# Given request a
List the settings, in order, that the Tokenization framework page says to enter or select after the "Create Tokenization Algorithm" pane appears.

# Source extract
The Tokenization framework allows you to mask data and reverse its masking. For example, you can use a Tokenization algorithm to mask data before you send it to an external vendor for analysis. The vendor can then identify accounts that need attention without having any access to the original, sensitive data. Once you have the vendor’s feedback, you can reverse the masking and take action on the appropriate accounts.
The Tokenization algorithm is designed to be used in Tokenization/Re-Identification jobs, though it can also be used in Masking.
The algorithm tokenizes values using AES-128 encryption in CBC-CTS mode, with an optional initialization vector (IV), and Base64 encoding. The results are alpha-numeric strings that are longer than the original values. If the result is too long to fit in the field, the algorithm can be configured to either (a) fallback to a reversible masking algorithm, which produces a result that is the same length as the original value, or (b) fail the job.
The algorithm has the following properties:
- The masked value for each input is consistent when using the same algorithm and the initialization vector length is 0. Changing the key for the algorithm or using an initialization vector length greater than 0 will result in different masked values.
- As long as at least one maskable character is present in the input, the masked value will never match the input.
- The algorithm used to mask a value can change depending on the length of the input.
- The algorithm only works on string data types. Numbers can be masked if the column data type is a String type, such as VARCHAR or TEXT.
This new algorithm framework was introduced in version 126.96.36.199 to replace the existing Tokenization algorithm and adds the ability to select a fallback algorithm.
Creating a Tokenization Algorithm via UI¶
In the upper right-hand region of the Algorithms tab under Settings, click Add Algorithm.
Select the Tokenization Framework. The "Create Tokenization Algorithm" pane appears.
Enter an Algorithm Name.
This MUST be unique.
Enter a Description.
Select an Initialization vector length. The default length is 16, which offers the most security. The tradeoff is that this increases the length of the masked result. Selecting a lower IV length decreases the length of the masked result. It is recommended that you only select an IV length of 0 if you require the masked value for each input to be consistent between jobs and for the same input to only mask to one output.
Select a Fallback algorithm. An AES encrypted result is always longer than the original value. If an AES encrypted result is too long to fit into the field, the job will fail if Fallback is "None". When Fallback is "Character Mapping", the Character Mapping algorithm is used to tokenize the value, which produces a result that is the same length as the input.

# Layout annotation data
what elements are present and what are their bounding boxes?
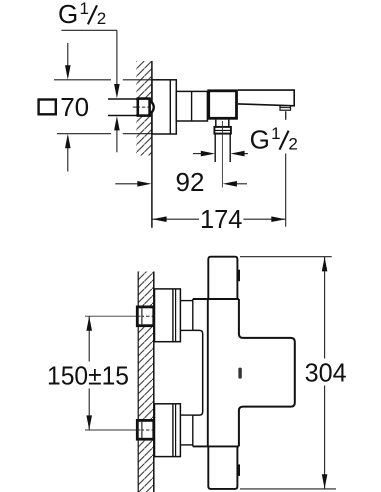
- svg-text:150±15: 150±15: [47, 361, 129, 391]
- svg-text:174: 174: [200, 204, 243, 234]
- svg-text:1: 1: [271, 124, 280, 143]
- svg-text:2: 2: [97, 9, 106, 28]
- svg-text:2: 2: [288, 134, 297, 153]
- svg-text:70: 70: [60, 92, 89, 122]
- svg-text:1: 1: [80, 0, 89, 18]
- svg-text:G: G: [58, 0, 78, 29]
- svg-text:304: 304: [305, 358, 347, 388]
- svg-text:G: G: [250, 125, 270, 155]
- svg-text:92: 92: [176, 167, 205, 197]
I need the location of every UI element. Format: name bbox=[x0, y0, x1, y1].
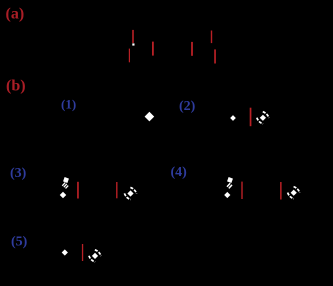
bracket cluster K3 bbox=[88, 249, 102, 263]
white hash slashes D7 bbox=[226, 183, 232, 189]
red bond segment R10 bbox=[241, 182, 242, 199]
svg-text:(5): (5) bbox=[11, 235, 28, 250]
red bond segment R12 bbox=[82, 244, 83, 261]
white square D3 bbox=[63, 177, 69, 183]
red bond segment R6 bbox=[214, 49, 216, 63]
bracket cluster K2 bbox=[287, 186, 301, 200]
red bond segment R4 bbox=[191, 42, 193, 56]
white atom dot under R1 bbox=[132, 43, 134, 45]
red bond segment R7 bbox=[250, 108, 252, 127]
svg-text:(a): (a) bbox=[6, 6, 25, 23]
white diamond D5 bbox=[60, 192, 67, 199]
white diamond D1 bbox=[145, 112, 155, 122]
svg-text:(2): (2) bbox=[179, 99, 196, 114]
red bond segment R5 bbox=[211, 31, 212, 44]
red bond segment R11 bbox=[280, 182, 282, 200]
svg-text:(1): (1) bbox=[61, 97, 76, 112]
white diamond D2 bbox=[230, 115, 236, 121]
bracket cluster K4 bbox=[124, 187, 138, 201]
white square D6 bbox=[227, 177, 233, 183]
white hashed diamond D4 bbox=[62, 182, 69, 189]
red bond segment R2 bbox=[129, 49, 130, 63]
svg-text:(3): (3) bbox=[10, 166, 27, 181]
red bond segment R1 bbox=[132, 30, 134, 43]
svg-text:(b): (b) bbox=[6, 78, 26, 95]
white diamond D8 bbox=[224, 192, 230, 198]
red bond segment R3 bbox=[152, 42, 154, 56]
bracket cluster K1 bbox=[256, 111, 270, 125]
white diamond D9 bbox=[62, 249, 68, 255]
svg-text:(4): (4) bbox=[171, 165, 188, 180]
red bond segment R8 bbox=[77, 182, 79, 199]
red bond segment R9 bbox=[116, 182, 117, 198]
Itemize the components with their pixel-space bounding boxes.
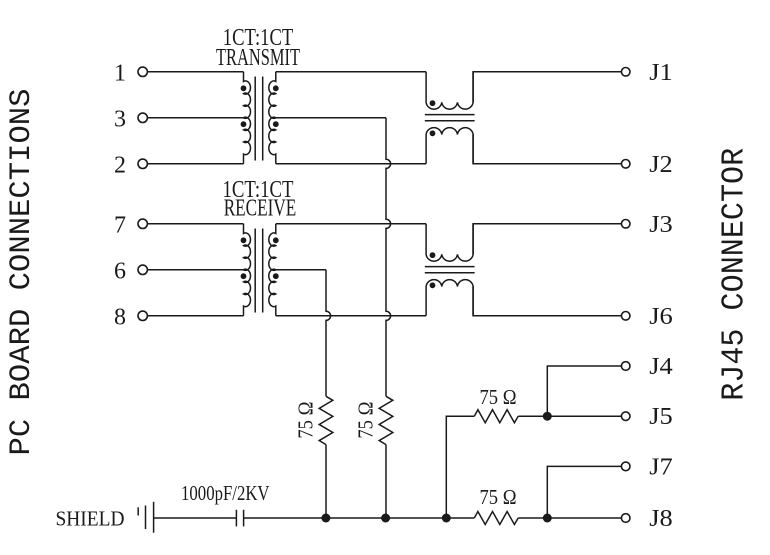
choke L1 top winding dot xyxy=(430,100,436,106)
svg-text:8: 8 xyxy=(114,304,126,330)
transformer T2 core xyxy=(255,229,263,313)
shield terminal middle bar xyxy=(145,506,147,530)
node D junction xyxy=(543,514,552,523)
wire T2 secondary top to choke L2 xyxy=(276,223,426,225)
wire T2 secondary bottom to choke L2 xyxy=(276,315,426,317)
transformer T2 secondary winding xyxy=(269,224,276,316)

# Given request b
Express the lines of the listing as a Markdown table with the columns "Row" and "Line". Begin at the listing's first line, stop after the line containing "Itemize the components", and leave out blank lines and the pictures.

# Expected answer a
- Algorithm Name
- Description
- Initialization vector length
- Fallback algorithm

# Expected answer b
| Row | Line |
|---|---|
| 1 | what elements are present and what are their bounding boxes? |
| 2 | - svg-text:150±15: 150±15: [47, 361, 129, 391] |
| 3 | - svg-text:174: 174: [200, 204, 243, 234] |
| 4 | - svg-text:1: 1: [271, 124, 280, 143] |
| 5 | - svg-text:2: 2: [97, 9, 106, 28] |
| 6 | - svg-text:2: 2: [288, 134, 297, 153] |
| 7 | - svg-text:70: 70: [60, 92, 89, 122] |
| 8 | - svg-text:1: 1: [80, 0, 89, 18] |
| 9 | - svg-text:G: G: [58, 0, 78, 29] |
| 10 | - svg-text:304: 304: [305, 358, 347, 388] |
| 11 | - svg-text:G: G: [250, 125, 270, 155] |
| 12 | - svg-text:92: 92: [176, 167, 205, 197] |
| 13 | I need the location of every UI element. Format: name bbox=[x0, y0, x1, y1]. |
| 14 | bracket cluster K3 bbox=[88, 249, 102, 263] |
| 15 | white hash slashes D7 bbox=[226, 183, 232, 189] |
| 16 | red bond segment R10 bbox=[241, 182, 242, 199] |
| 17 | svg-text:(5): (5) bbox=[11, 235, 28, 250] |
| 18 | red bond segment R12 bbox=[82, 244, 83, 261] |
| 19 | white square D3 bbox=[63, 177, 69, 183] |
| 20 | red bond segment R6 bbox=[214, 49, 216, 63] |
| 21 | bracket cluster K2 bbox=[287, 186, 301, 200] |
| 22 | red bond segment R4 bbox=[191, 42, 193, 56] |
| 23 | white atom dot under R1 bbox=[132, 43, 134, 45] |
| 24 | red bond segment R7 bbox=[250, 108, 252, 127] |
| 25 | svg-text:(a): (a) bbox=[6, 6, 25, 23] |
| 26 | white diamond D5 bbox=[60, 192, 67, 199] |
| 27 | white diamond D1 bbox=[145, 112, 155, 122] |
| 28 | svg-text:(2): (2) bbox=[179, 99, 196, 114] |
| 29 | red bond segment R5 bbox=[211, 31, 212, 44] |
| 30 | red bond segment R11 bbox=[280, 182, 282, 200] |
| 31 | svg-text:(1): (1) bbox=[61, 97, 76, 112] |
| 32 | white diamond D2 bbox=[230, 115, 236, 121] |
| 33 | bracket cluster K4 bbox=[124, 187, 138, 201] |
| 34 | white square D6 bbox=[227, 177, 233, 183] |
| 35 | white hashed diamond D4 bbox=[62, 182, 69, 189] |
| 36 | red bond segment R2 bbox=[129, 49, 130, 63] |
| 37 | svg-text:(3): (3) bbox=[10, 166, 27, 181] |
| 38 | red bond segment R1 bbox=[132, 30, 134, 43] |
| 39 | svg-text:(b): (b) bbox=[6, 78, 26, 95] |
| 40 | white diamond D8 bbox=[224, 192, 230, 198] |
| 41 | red bond segment R3 bbox=[152, 42, 154, 56] |
| 42 | bracket cluster K1 bbox=[256, 111, 270, 125] |
| 43 | white diamond D9 bbox=[62, 249, 68, 255] |
| 44 | svg-text:(4): (4) bbox=[171, 165, 188, 180] |
| 45 | red bond segment R8 bbox=[77, 182, 79, 199] |
| 46 | red bond segment R9 bbox=[116, 182, 117, 198] |
| 47 | Itemize the components with their pixel-space bounding boxes. |